[Saved entries]
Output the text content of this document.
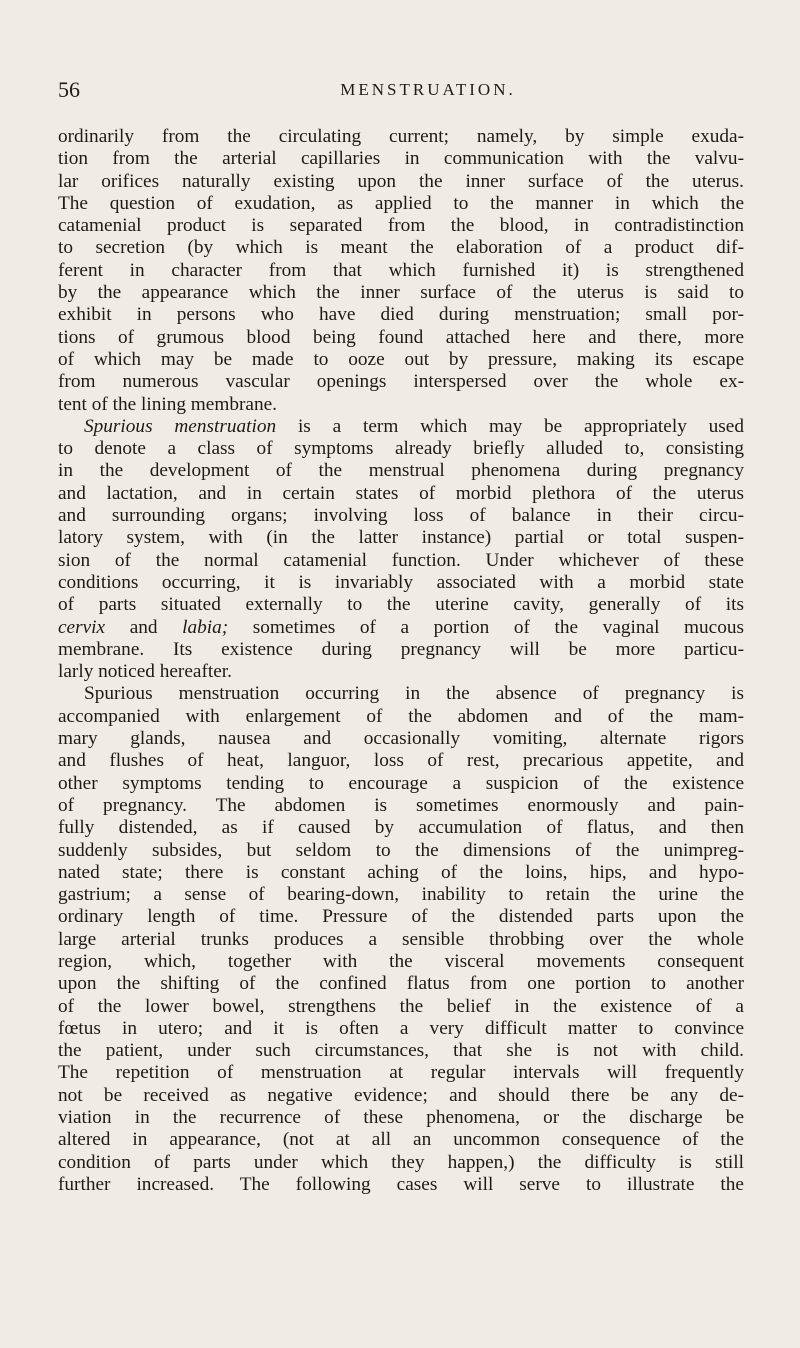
56	MENSTRUATION.
ordinarily from the circulating current; namely, by simple exuda-
tion from the arterial capillaries in communication with the valvu-
lar orifices naturally existing upon the inner surface of the uterus.
The question of exudation, as applied to the manner in which the
catamenial product is separated from the blood, in contradistinction
to secretion (by which is meant the elaboration of a product dif-
ferent in character from that which furnished it) is strengthened
by the appearance which the inner surface of the uterus is said to
exhibit in persons who have died during menstruation; small por-
tions of grumous blood being found attached here and there, more
of which may be made to ooze out by pressure, making its escape
from numerous vascular openings interspersed over the whole ex-
tent of the lining membrane.
Spurious menstruation is a term which may be appropriately used
to denote a class of symptoms already briefly alluded to, consisting
in the development of the menstrual phenomena during pregnancy
and lactation, and in certain states of morbid plethora of the uterus
and surrounding organs; involving loss of balance in their circu-
latory system, with (in the latter instance) partial or total suspen-
sion of the normal catamenial function. Under whichever of these
conditions occurring, it is invariably associated with a morbid state
of parts situated externally to the uterine cavity, generally of its
cervix and labia; sometimes of a portion of the vaginal mucous
membrane. Its existence during pregnancy will be more particu-
larly noticed hereafter.
Spurious menstruation occurring in the absence of pregnancy is
accompanied with enlargement of the abdomen and of the mam-
mary glands, nausea and occasionally vomiting, alternate rigors
and flushes of heat, languor, loss of rest, precarious appetite, and
other symptoms tending to encourage a suspicion of the existence
of pregnancy. The abdomen is sometimes enormously and pain-
fully distended, as if caused by accumulation of flatus, and then
suddenly subsides, but seldom to the dimensions of the unimpreg-
nated state; there is constant aching of the loins, hips, and hypo-
gastrium; a sense of bearing-down, inability to retain the urine the
ordinary length of time. Pressure of the distended parts upon the
large arterial trunks produces a sensible throbbing over the whole
region, which, together with the visceral movements consequent
upon the shifting of the confined flatus from one portion to another
of the lower bowel, strengthens the belief in the existence of a
fœtus in utero; and it is often a very difficult matter to convince
the patient, under such circumstances, that she is not with child.
The repetition of menstruation at regular intervals will frequently
not be received as negative evidence; and should there be any de-
viation in the recurrence of these phenomena, or the discharge be
altered in appearance, (not at all an uncommon consequence of the
condition of parts under which they happen,) the difficulty is still
further increased. The following cases will serve to illustrate the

Exercise instructions: The records above are to be restated exactly, without their pictures.

Exercise answer:
Output the text content of this document.
56	MENSTRUATION.
ordinarily from the circulating current; namely, by simple exuda-
tion from the arterial capillaries in communication with the valvu-
lar orifices naturally existing upon the inner surface of the uterus.
The question of exudation, as applied to the manner in which the
catamenial product is separated from the blood, in contradistinction
to secretion (by which is meant the elaboration of a product dif-
ferent in character from that which furnished it) is strengthened
by the appearance which the inner surface of the uterus is said to
exhibit in persons who have died during menstruation; small por-
tions of grumous blood being found attached here and there, more
of which may be made to ooze out by pressure, making its escape
from numerous vascular openings interspersed over the whole ex-
tent of the lining membrane.
Spurious menstruation is a term which may be appropriately used
to denote a class of symptoms already briefly alluded to, consisting
in the development of the menstrual phenomena during pregnancy
and lactation, and in certain states of morbid plethora of the uterus
and surrounding organs; involving loss of balance in their circu-
latory system, with (in the latter instance) partial or total suspen-
sion of the normal catamenial function. Under whichever of these
conditions occurring, it is invariably associated with a morbid state
of parts situated externally to the uterine cavity, generally of its
cervix and labia; sometimes of a portion of the vaginal mucous
membrane. Its existence during pregnancy will be more particu-
larly noticed hereafter.
Spurious menstruation occurring in the absence of pregnancy is
accompanied with enlargement of the abdomen and of the mam-
mary glands, nausea and occasionally vomiting, alternate rigors
and flushes of heat, languor, loss of rest, precarious appetite, and
other symptoms tending to encourage a suspicion of the existence
of pregnancy. The abdomen is sometimes enormously and pain-
fully distended, as if caused by accumulation of flatus, and then
suddenly subsides, but seldom to the dimensions of the unimpreg-
nated state; there is constant aching of the loins, hips, and hypo-
gastrium; a sense of bearing-down, inability to retain the urine the
ordinary length of time. Pressure of the distended parts upon the
large arterial trunks produces a sensible throbbing over the whole
region, which, together with the visceral movements consequent
upon the shifting of the confined flatus from one portion to another
of the lower bowel, strengthens the belief in the existence of a
fœtus in utero; and it is often a very difficult matter to convince
the patient, under such circumstances, that she is not with child.
The repetition of menstruation at regular intervals will frequently
not be received as negative evidence; and should there be any de-
viation in the recurrence of these phenomena, or the discharge be
altered in appearance, (not at all an uncommon consequence of the
condition of parts under which they happen,) the difficulty is still
further increased. The following cases will serve to illustrate the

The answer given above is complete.